İster yasadışı iktisadi faaliyet gösteren suç örgütleri olsun, ister yıkıcı ve bölücü, dış veya iç kaynaklı örgütler olsun, amaca ulaşmak için araç olarak kullandıkları öncelikli hareket şiddet yani terördür. Bu ortak noktadan hareketle terör veya şiddet olgusunun sosyo-psikolojik sebeplerini incelemek ve anlatmakta fayda vardır.

Terör, sosyolojik açıdan sosyal şiddet kavramının bir unsurunu teşkil eder. O zaman, sosyal şiddet olgusunun içinde, terörün dışında intihar, adam öldürme, suikastlar, adam kaçırma, fidye isteme, rehine alıkoyma, yakma-yıkma, tahrip, sözlü ve yazılı protestolar, top yekûn çatışma, ayaklanmalar, ırk ve mezhep kavgaları ve ayrıcalıklı eylem biçimlerini zikredebiliriz.

Günümüzde, Latin Amerika tipi terörün teorisyeni sayılan Carlos MARİGHELLA’ya göre terör, devrim için vazgeçilmez bir silahtır. Yine terör teorisyeni Regis DEBRAY ise, terörün bir savaş biçimi olduğunu savunmaktadır.

İllegal yıkıcı ve bölücü örgütlerin gelişimi, şiddet eylemleri ve takiben başkaldırmalar ve sosyal hareket biçimleri, ülkelerin tarihi gelişimi, sosyal ve kültürel şartları ile lider kadrolarının kimlikleri açısından farklılaşma gösterebilir.

Ülkemizde 1968’lerden bu yana oluşan, teorik birikim, eylem pratiği, enternasyonal Marksist stratejinin ülkemiz açısından oluşumunda asla  küçümsenmemesi gereken bir zaman sürecini ortaya koyar.

Sosyal şiddet normlarının temel nitelikleri, temsil edildikleri toplumun, tarihi gelişimi, kültür özellikleri ve dünya görüşüyle yakından bağlantılıdırlar.

  • Eğitim sistemi,
  • Hoşgörü olmayışı,
  • Kültürel yapı,
  • Yenilik ve aile ilişkileri,
  • Gençlik ve toplum ilişkileri…

               Olarak sıralayabileceğimiz, Türkiye’de bu beş faktör, şiddet olaylarının, toplumsal protestoların kaynağını oluşturmaktadır diye düşünüyoruz.

               “İlgisizlik, uyumsuzluk ve aradığını bulamamanın oluşturduğu topluma yabancılık, giderek ilk önce düzene karşı, daha sonra da ideolojik ortam içinde devlete karşı kin ve nefrete dönüşüyordu.” şeklindeki bir tanımlama yadsınamaz.

### Verilen görev 1
Terörün sosyo-psikolojik sebeplerini ele alan metinde "Sosyal şiddet normlarının" ifadesinden "oluşturmaktadır diye düşünüyoruz." ifadesine kadar olan bölümü aynen yazıya geçiriniz.

### Görev verileri
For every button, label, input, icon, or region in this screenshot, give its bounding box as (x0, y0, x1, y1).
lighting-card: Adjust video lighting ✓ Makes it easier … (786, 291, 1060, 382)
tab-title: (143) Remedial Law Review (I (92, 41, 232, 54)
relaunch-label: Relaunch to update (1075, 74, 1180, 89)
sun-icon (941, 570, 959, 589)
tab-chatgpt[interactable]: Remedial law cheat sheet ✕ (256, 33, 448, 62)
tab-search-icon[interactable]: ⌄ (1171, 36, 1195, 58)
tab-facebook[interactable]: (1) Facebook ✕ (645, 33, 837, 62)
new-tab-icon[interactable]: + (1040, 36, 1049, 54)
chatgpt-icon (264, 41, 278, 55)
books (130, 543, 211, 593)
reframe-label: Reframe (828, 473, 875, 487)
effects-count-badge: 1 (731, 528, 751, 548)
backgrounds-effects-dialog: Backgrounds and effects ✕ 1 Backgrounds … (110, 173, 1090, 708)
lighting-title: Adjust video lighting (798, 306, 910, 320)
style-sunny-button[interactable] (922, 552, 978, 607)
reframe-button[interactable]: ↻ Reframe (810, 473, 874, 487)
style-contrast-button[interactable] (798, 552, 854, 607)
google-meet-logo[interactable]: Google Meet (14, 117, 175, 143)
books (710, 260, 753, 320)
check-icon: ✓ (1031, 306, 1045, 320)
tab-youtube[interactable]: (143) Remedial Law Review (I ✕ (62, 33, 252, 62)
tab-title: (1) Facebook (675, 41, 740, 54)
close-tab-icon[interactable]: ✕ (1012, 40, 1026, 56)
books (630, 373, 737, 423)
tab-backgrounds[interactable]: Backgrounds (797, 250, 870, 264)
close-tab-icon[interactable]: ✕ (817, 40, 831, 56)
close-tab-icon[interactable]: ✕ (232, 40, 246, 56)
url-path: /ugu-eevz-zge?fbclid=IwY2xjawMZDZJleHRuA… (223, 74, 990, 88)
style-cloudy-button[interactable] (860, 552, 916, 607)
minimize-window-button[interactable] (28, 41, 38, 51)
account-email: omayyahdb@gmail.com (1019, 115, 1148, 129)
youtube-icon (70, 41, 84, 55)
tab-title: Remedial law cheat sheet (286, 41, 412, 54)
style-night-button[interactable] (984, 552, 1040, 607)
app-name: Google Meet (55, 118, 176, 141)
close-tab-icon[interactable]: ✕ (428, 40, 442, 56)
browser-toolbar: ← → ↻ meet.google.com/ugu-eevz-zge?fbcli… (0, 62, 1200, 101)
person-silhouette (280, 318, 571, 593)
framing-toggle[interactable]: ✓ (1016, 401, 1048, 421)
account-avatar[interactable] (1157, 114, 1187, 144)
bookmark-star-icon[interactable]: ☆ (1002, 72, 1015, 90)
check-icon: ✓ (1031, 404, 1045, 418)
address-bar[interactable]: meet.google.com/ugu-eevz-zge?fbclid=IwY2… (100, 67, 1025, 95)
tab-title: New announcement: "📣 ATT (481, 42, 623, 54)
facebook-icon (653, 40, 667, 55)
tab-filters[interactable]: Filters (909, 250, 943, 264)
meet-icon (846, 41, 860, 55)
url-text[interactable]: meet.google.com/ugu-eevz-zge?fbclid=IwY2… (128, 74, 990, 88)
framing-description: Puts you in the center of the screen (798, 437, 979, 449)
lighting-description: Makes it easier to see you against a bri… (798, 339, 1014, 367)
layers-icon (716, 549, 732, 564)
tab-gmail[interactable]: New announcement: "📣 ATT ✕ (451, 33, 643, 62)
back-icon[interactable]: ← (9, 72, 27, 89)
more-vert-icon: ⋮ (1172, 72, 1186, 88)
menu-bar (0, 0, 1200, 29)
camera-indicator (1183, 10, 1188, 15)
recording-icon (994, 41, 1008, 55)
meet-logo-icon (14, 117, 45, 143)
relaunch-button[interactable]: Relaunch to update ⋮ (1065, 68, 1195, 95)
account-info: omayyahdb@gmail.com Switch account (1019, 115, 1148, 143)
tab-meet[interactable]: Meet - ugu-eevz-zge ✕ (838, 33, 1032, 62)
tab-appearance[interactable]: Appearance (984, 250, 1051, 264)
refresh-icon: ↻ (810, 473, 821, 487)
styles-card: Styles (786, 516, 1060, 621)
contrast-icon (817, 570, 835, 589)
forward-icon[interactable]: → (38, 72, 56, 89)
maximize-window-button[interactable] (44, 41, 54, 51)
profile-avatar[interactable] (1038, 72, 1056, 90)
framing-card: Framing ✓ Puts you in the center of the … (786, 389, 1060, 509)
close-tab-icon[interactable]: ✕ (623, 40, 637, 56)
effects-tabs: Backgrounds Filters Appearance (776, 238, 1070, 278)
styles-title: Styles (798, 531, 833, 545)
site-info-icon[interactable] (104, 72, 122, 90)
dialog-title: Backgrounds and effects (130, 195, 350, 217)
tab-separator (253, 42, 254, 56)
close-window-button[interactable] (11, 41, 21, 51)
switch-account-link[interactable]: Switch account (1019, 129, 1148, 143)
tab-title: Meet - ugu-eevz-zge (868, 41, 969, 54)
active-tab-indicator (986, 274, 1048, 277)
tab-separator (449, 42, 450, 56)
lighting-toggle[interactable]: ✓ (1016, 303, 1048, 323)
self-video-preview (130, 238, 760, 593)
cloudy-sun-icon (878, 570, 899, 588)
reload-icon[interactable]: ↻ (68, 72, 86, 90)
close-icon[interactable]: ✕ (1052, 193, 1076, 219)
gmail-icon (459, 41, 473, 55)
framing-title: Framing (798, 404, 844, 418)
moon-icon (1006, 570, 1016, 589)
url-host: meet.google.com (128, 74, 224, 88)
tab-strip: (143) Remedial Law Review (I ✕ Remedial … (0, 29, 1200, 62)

### Verilen görev 2
Kayıtların başından "check-icon: ✓ (1031, 306, 1045, 320)" ifadesinin geçtiği satıra kadar, bu satır da dahil olmak üzere, satırları yeniden yazınız. Bu satırlarda "books" yerine "bookshelf" kullanınız ve başka hiçbir şeyi değiştirmeyiniz.

### Nihai yanıt 1
Sosyal şiddet normlarının temel nitelikleri, temsil edildikleri toplumun, tarihi gelişimi, kültür özellikleri ve dünya görüşüyle yakından bağlantılıdırlar.

  • Eğitim sistemi,
  • Hoşgörü olmayışı,
  • Kültürel yapı,
  • Yenilik ve aile ilişkileri,
  • Gençlik ve toplum ilişkileri…

               Olarak sıralayabileceğimiz, Türkiye’de bu beş faktör, şiddet olaylarının, toplumsal protestoların kaynağını oluşturmaktadır diye düşünüyoruz.

### Nihai yanıt 2
For every button, label, input, icon, or region in this screenshot, give its bounding box as (x0, y0, x1, y1).
lighting-card: Adjust video lighting ✓ Makes it easier … (786, 291, 1060, 382)
tab-title: (143) Remedial Law Review (I (92, 41, 232, 54)
relaunch-label: Relaunch to update (1075, 74, 1180, 89)
sun-icon (941, 570, 959, 589)
tab-chatgpt[interactable]: Remedial law cheat sheet ✕ (256, 33, 448, 62)
tab-search-icon[interactable]: ⌄ (1171, 36, 1195, 58)
tab-facebook[interactable]: (1) Facebook ✕ (645, 33, 837, 62)
new-tab-icon[interactable]: + (1040, 36, 1049, 54)
chatgpt-icon (264, 41, 278, 55)
bookshelf (130, 543, 211, 593)
reframe-label: Reframe (828, 473, 875, 487)
effects-count-badge: 1 (731, 528, 751, 548)
backgrounds-effects-dialog: Backgrounds and effects ✕ 1 Backgrounds … (110, 173, 1090, 708)
lighting-title: Adjust video lighting (798, 306, 910, 320)
style-sunny-button[interactable] (922, 552, 978, 607)
reframe-button[interactable]: ↻ Reframe (810, 473, 874, 487)
style-contrast-button[interactable] (798, 552, 854, 607)
google-meet-logo[interactable]: Google Meet (14, 117, 175, 143)
bookshelf (710, 260, 753, 320)
check-icon: ✓ (1031, 306, 1045, 320)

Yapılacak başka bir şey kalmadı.